• Task goal: Retype the listing that follows, word for word.

• Figure contents as structured data:

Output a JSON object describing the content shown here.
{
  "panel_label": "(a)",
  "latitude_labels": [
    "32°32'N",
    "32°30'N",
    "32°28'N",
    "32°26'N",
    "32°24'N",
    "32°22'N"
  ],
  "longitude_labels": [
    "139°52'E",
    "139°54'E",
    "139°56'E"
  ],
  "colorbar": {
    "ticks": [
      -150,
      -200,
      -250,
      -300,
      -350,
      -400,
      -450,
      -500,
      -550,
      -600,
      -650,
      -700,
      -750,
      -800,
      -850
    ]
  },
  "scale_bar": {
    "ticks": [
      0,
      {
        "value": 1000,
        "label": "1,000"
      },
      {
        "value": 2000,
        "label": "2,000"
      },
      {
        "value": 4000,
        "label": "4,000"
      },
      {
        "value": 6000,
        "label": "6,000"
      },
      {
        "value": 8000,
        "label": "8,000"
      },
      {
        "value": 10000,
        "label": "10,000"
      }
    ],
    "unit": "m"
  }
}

• Full response:
Output a JSON object describing the content shown here.
{
  "panel_label": "(a)",
  "latitude_labels": [
    "32°32'N",
    "32°30'N",
    "32°28'N",
    "32°26'N",
    "32°24'N",
    "32°22'N"
  ],
  "longitude_labels": [
    "139°52'E",
    "139°54'E",
    "139°56'E"
  ],
  "colorbar": {
    "ticks": [
      -150,
      -200,
      -250,
      -300,
      -350,
      -400,
      -450,
      -500,
      -550,
      -600,
      -650,
      -700,
      -750,
      -800,
      -850
    ]
  },
  "scale_bar": {
    "ticks": [
      0,
      {
        "value": 1000,
        "label": "1,000"
      },
      {
        "value": 2000,
        "label": "2,000"
      },
      {
        "value": 4000,
        "label": "4,000"
      },
      {
        "value": 6000,
        "label": "6,000"
      },
      {
        "value": 8000,
        "label": "8,000"
      },
      {
        "value": 10000,
        "label": "10,000"
      }
    ],
    "unit": "m"
  }
}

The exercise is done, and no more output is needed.